**Task instructions**
Transcribe all of the material below word for word and leave out its pictures.

— BEGIN —

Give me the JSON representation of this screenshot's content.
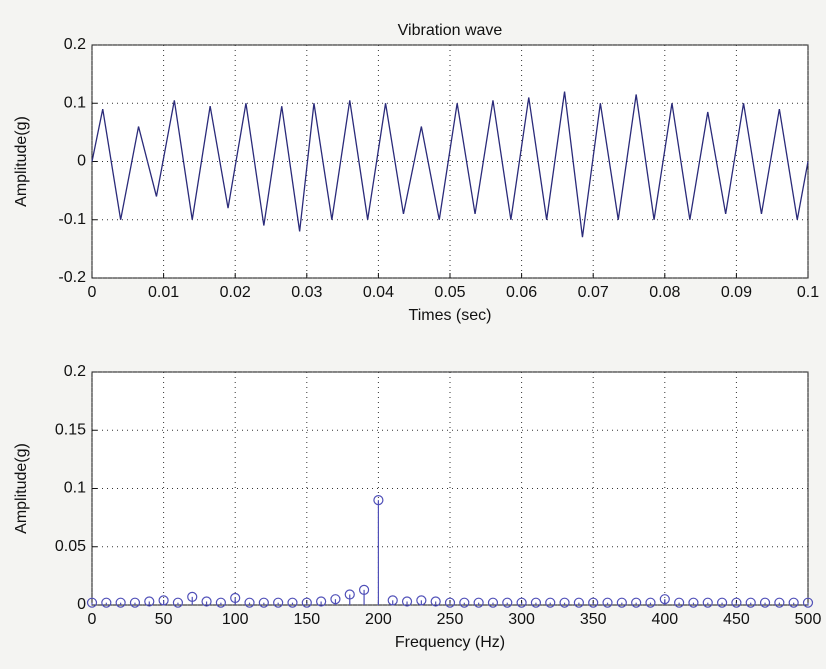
{
  "chart_data": [
    {
      "type": "line",
      "title": "Vibration wave",
      "xlabel": "Times (sec)",
      "ylabel": "Amplitude(g)",
      "color": "#2b2b7a",
      "x": [
        0,
        0.0015,
        0.004,
        0.0065,
        0.009,
        0.0115,
        0.014,
        0.0165,
        0.019,
        0.0215,
        0.024,
        0.0265,
        0.029,
        0.031,
        0.0335,
        0.036,
        0.0385,
        0.041,
        0.0435,
        0.046,
        0.0485,
        0.051,
        0.0535,
        0.056,
        0.0585,
        0.061,
        0.0635,
        0.066,
        0.0685,
        0.071,
        0.0735,
        0.076,
        0.0785,
        0.081,
        0.0835,
        0.086,
        0.0885,
        0.091,
        0.0935,
        0.096,
        0.0985,
        0.1
      ],
      "values": [
        0,
        0.09,
        -0.1,
        0.06,
        -0.06,
        0.105,
        -0.1,
        0.095,
        -0.08,
        0.1,
        -0.11,
        0.095,
        -0.12,
        0.1,
        -0.1,
        0.105,
        -0.1,
        0.1,
        -0.09,
        0.06,
        -0.1,
        0.1,
        -0.09,
        0.105,
        -0.1,
        0.11,
        -0.1,
        0.12,
        -0.13,
        0.1,
        -0.1,
        0.115,
        -0.1,
        0.1,
        -0.1,
        0.085,
        -0.09,
        0.1,
        -0.09,
        0.09,
        -0.1,
        0
      ],
      "xlim": [
        0,
        0.1
      ],
      "xticks": [
        0,
        0.01,
        0.02,
        0.03,
        0.04,
        0.05,
        0.06,
        0.07,
        0.08,
        0.09,
        0.1
      ],
      "ylim": [
        -0.2,
        0.2
      ],
      "yticks": [
        -0.2,
        -0.1,
        0,
        0.1,
        0.2
      ],
      "grid": true
    },
    {
      "type": "stem",
      "xlabel": "Frequency (Hz)",
      "ylabel": "Amplitude(g)",
      "color": "#5050b8",
      "x": [
        0,
        10,
        20,
        30,
        40,
        50,
        60,
        70,
        80,
        90,
        100,
        110,
        120,
        130,
        140,
        150,
        160,
        170,
        180,
        190,
        200,
        210,
        220,
        230,
        240,
        250,
        260,
        270,
        280,
        290,
        300,
        310,
        320,
        330,
        340,
        350,
        360,
        370,
        380,
        390,
        400,
        410,
        420,
        430,
        440,
        450,
        460,
        470,
        480,
        490,
        500
      ],
      "values": [
        0.002,
        0.002,
        0.002,
        0.002,
        0.003,
        0.004,
        0.002,
        0.007,
        0.003,
        0.002,
        0.006,
        0.002,
        0.002,
        0.002,
        0.002,
        0.002,
        0.003,
        0.005,
        0.009,
        0.013,
        0.09,
        0.004,
        0.003,
        0.004,
        0.003,
        0.002,
        0.002,
        0.002,
        0.002,
        0.002,
        0.002,
        0.002,
        0.002,
        0.002,
        0.002,
        0.002,
        0.002,
        0.002,
        0.002,
        0.002,
        0.005,
        0.002,
        0.002,
        0.002,
        0.002,
        0.002,
        0.002,
        0.002,
        0.002,
        0.002,
        0.002
      ],
      "xlim": [
        0,
        500
      ],
      "xticks": [
        0,
        50,
        100,
        150,
        200,
        250,
        300,
        350,
        400,
        450,
        500
      ],
      "ylim": [
        0,
        0.2
      ],
      "yticks": [
        0,
        0.05,
        0.1,
        0.15,
        0.2
      ],
      "grid": true
    }
  ]
}
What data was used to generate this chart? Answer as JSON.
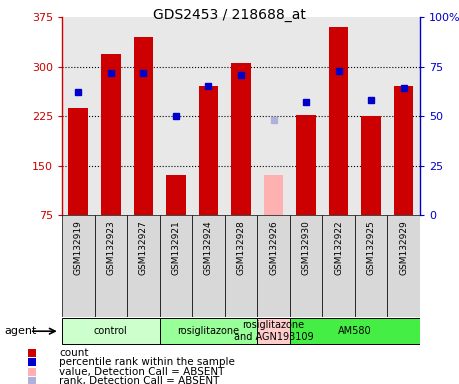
{
  "title": "GDS2453 / 218688_at",
  "samples": [
    "GSM132919",
    "GSM132923",
    "GSM132927",
    "GSM132921",
    "GSM132924",
    "GSM132928",
    "GSM132926",
    "GSM132930",
    "GSM132922",
    "GSM132925",
    "GSM132929"
  ],
  "bar_values": [
    237,
    320,
    345,
    135,
    270,
    305,
    null,
    227,
    360,
    225,
    270
  ],
  "bar_absent_values": [
    null,
    null,
    null,
    null,
    null,
    null,
    135,
    null,
    null,
    null,
    null
  ],
  "rank_values": [
    62,
    72,
    72,
    50,
    65,
    71,
    null,
    57,
    73,
    58,
    64
  ],
  "rank_absent_values": [
    null,
    null,
    null,
    null,
    null,
    null,
    48,
    null,
    null,
    null,
    null
  ],
  "bar_color": "#cc0000",
  "bar_absent_color": "#ffb0b0",
  "rank_color": "#0000cc",
  "rank_absent_color": "#b0b0dd",
  "agents": [
    {
      "label": "control",
      "start": 0,
      "end": 3,
      "color": "#ccffcc"
    },
    {
      "label": "rosiglitazone",
      "start": 3,
      "end": 6,
      "color": "#99ff99"
    },
    {
      "label": "rosiglitazone\nand AGN193109",
      "start": 6,
      "end": 7,
      "color": "#ffcccc"
    },
    {
      "label": "AM580",
      "start": 7,
      "end": 11,
      "color": "#44ee44"
    }
  ],
  "ylim_left": [
    75,
    375
  ],
  "ylim_right": [
    0,
    100
  ],
  "yticks_left": [
    75,
    150,
    225,
    300,
    375
  ],
  "yticks_right": [
    0,
    25,
    50,
    75,
    100
  ],
  "ytick_labels_right": [
    "0",
    "25",
    "50",
    "75",
    "100%"
  ],
  "left_axis_color": "#cc0000",
  "right_axis_color": "#0000cc",
  "plot_bg_color": "#e8e8e8",
  "legend_items": [
    {
      "label": "count",
      "color": "#cc0000"
    },
    {
      "label": "percentile rank within the sample",
      "color": "#0000cc"
    },
    {
      "label": "value, Detection Call = ABSENT",
      "color": "#ffb0b0"
    },
    {
      "label": "rank, Detection Call = ABSENT",
      "color": "#b0b0dd"
    }
  ],
  "gridlines": [
    150,
    225,
    300
  ]
}
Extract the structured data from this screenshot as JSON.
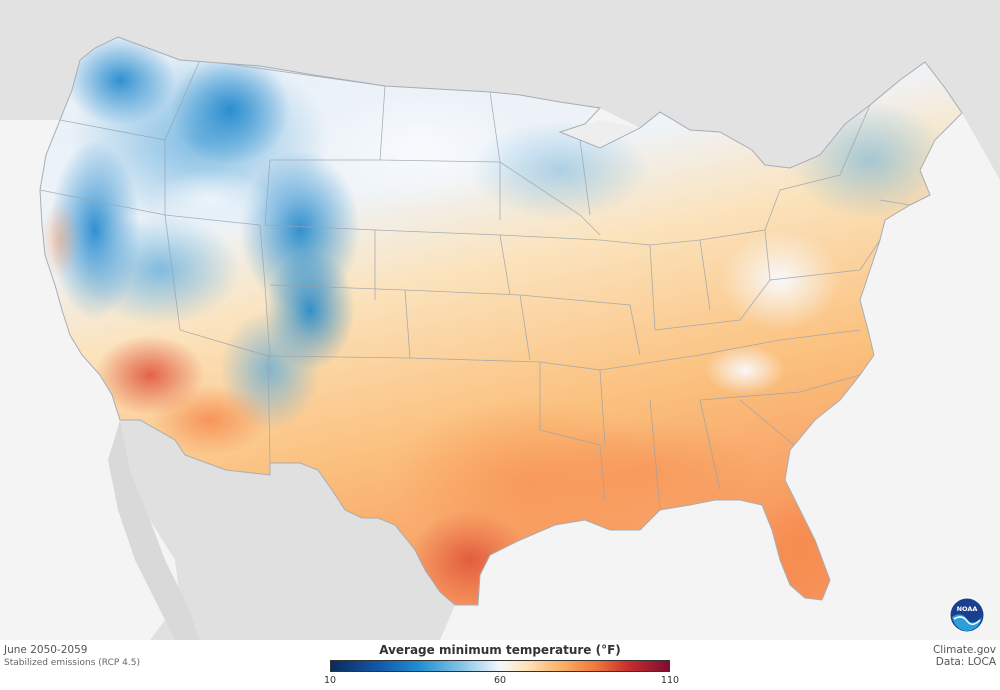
{
  "map": {
    "period": "June 2050-2059",
    "scenario": "Stabilized emissions (RCP 4.5)",
    "source": "Climate.gov",
    "data_source": "Data: LOCA"
  },
  "legend": {
    "title": "Average minimum temperature  (°F)",
    "ticks": [
      "10",
      "60",
      "110"
    ],
    "colors": {
      "cold": "#0b2a5e",
      "cool": "#1f8fd0",
      "neutral": "#f4f8fc",
      "warm": "#fbb169",
      "hot": "#7d0d31"
    }
  },
  "logo": {
    "text": "NOAA",
    "icon": "noaa-logo-icon"
  }
}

— END —

**Correct result**
Give me the JSON representation of this screenshot's content.
{
  "chart_data": [
    {
      "type": "line",
      "title": "Vibration wave",
      "xlabel": "Times (sec)",
      "ylabel": "Amplitude(g)",
      "color": "#2b2b7a",
      "x": [
        0,
        0.0015,
        0.004,
        0.0065,
        0.009,
        0.0115,
        0.014,
        0.0165,
        0.019,
        0.0215,
        0.024,
        0.0265,
        0.029,
        0.031,
        0.0335,
        0.036,
        0.0385,
        0.041,
        0.0435,
        0.046,
        0.0485,
        0.051,
        0.0535,
        0.056,
        0.0585,
        0.061,
        0.0635,
        0.066,
        0.0685,
        0.071,
        0.0735,
        0.076,
        0.0785,
        0.081,
        0.0835,
        0.086,
        0.0885,
        0.091,
        0.0935,
        0.096,
        0.0985,
        0.1
      ],
      "values": [
        0,
        0.09,
        -0.1,
        0.06,
        -0.06,
        0.105,
        -0.1,
        0.095,
        -0.08,
        0.1,
        -0.11,
        0.095,
        -0.12,
        0.1,
        -0.1,
        0.105,
        -0.1,
        0.1,
        -0.09,
        0.06,
        -0.1,
        0.1,
        -0.09,
        0.105,
        -0.1,
        0.11,
        -0.1,
        0.12,
        -0.13,
        0.1,
        -0.1,
        0.115,
        -0.1,
        0.1,
        -0.1,
        0.085,
        -0.09,
        0.1,
        -0.09,
        0.09,
        -0.1,
        0
      ],
      "xlim": [
        0,
        0.1
      ],
      "xticks": [
        0,
        0.01,
        0.02,
        0.03,
        0.04,
        0.05,
        0.06,
        0.07,
        0.08,
        0.09,
        0.1
      ],
      "ylim": [
        -0.2,
        0.2
      ],
      "yticks": [
        -0.2,
        -0.1,
        0,
        0.1,
        0.2
      ],
      "grid": true
    },
    {
      "type": "stem",
      "xlabel": "Frequency (Hz)",
      "ylabel": "Amplitude(g)",
      "color": "#5050b8",
      "x": [
        0,
        10,
        20,
        30,
        40,
        50,
        60,
        70,
        80,
        90,
        100,
        110,
        120,
        130,
        140,
        150,
        160,
        170,
        180,
        190,
        200,
        210,
        220,
        230,
        240,
        250,
        260,
        270,
        280,
        290,
        300,
        310,
        320,
        330,
        340,
        350,
        360,
        370,
        380,
        390,
        400,
        410,
        420,
        430,
        440,
        450,
        460,
        470,
        480,
        490,
        500
      ],
      "values": [
        0.002,
        0.002,
        0.002,
        0.002,
        0.003,
        0.004,
        0.002,
        0.007,
        0.003,
        0.002,
        0.006,
        0.002,
        0.002,
        0.002,
        0.002,
        0.002,
        0.003,
        0.005,
        0.009,
        0.013,
        0.09,
        0.004,
        0.003,
        0.004,
        0.003,
        0.002,
        0.002,
        0.002,
        0.002,
        0.002,
        0.002,
        0.002,
        0.002,
        0.002,
        0.002,
        0.002,
        0.002,
        0.002,
        0.002,
        0.002,
        0.005,
        0.002,
        0.002,
        0.002,
        0.002,
        0.002,
        0.002,
        0.002,
        0.002,
        0.002,
        0.002
      ],
      "xlim": [
        0,
        500
      ],
      "xticks": [
        0,
        50,
        100,
        150,
        200,
        250,
        300,
        350,
        400,
        450,
        500
      ],
      "ylim": [
        0,
        0.2
      ],
      "yticks": [
        0,
        0.05,
        0.1,
        0.15,
        0.2
      ],
      "grid": true
    }
  ]
}
What data was used to generate this chart? Answer as JSON.
{
  "title": "GDS2453 / 218688_at",
  "samples": [
    "GSM132919",
    "GSM132923",
    "GSM132927",
    "GSM132921",
    "GSM132924",
    "GSM132928",
    "GSM132926",
    "GSM132930",
    "GSM132922",
    "GSM132925",
    "GSM132929"
  ],
  "bar_values": [
    237,
    320,
    345,
    135,
    270,
    305,
    null,
    227,
    360,
    225,
    270
  ],
  "bar_absent_values": [
    null,
    null,
    null,
    null,
    null,
    null,
    135,
    null,
    null,
    null,
    null
  ],
  "rank_values": [
    62,
    72,
    72,
    50,
    65,
    71,
    null,
    57,
    73,
    58,
    64
  ],
  "rank_absent_values": [
    null,
    null,
    null,
    null,
    null,
    null,
    48,
    null,
    null,
    null,
    null
  ],
  "bar_color": "#cc0000",
  "bar_absent_color": "#ffb0b0",
  "rank_color": "#0000cc",
  "rank_absent_color": "#b0b0dd",
  "agents": [
    {
      "label": "control",
      "start": 0,
      "end": 3,
      "color": "#ccffcc"
    },
    {
      "label": "rosiglitazone",
      "start": 3,
      "end": 6,
      "color": "#99ff99"
    },
    {
      "label": "rosiglitazone\nand AGN193109",
      "start": 6,
      "end": 7,
      "color": "#ffcccc"
    },
    {
      "label": "AM580",
      "start": 7,
      "end": 11,
      "color": "#44ee44"
    }
  ],
  "ylim_left": [
    75,
    375
  ],
  "ylim_right": [
    0,
    100
  ],
  "yticks_left": [
    75,
    150,
    225,
    300,
    375
  ],
  "yticks_right": [
    0,
    25,
    50,
    75,
    100
  ],
  "ytick_labels_right": [
    "0",
    "25",
    "50",
    "75",
    "100%"
  ],
  "left_axis_color": "#cc0000",
  "right_axis_color": "#0000cc",
  "plot_bg_color": "#e8e8e8",
  "legend_items": [
    {
      "label": "count",
      "color": "#cc0000"
    },
    {
      "label": "percentile rank within the sample",
      "color": "#0000cc"
    },
    {
      "label": "value, Detection Call = ABSENT",
      "color": "#ffb0b0"
    },
    {
      "label": "rank, Detection Call = ABSENT",
      "color": "#b0b0dd"
    }
  ],
  "gridlines": [
    150,
    225,
    300
  ]
}
Extract the structured data from this screenshot as JSON.
{
  "map": {
    "period": "June 2050-2059",
    "scenario": "Stabilized emissions (RCP 4.5)",
    "source": "Climate.gov",
    "data_source": "Data: LOCA"
  },
  "legend": {
    "title": "Average minimum temperature  (°F)",
    "ticks": [
      "10",
      "60",
      "110"
    ],
    "colors": {
      "cold": "#0b2a5e",
      "cool": "#1f8fd0",
      "neutral": "#f4f8fc",
      "warm": "#fbb169",
      "hot": "#7d0d31"
    }
  },
  "logo": {
    "text": "NOAA",
    "icon": "noaa-logo-icon"
  }
}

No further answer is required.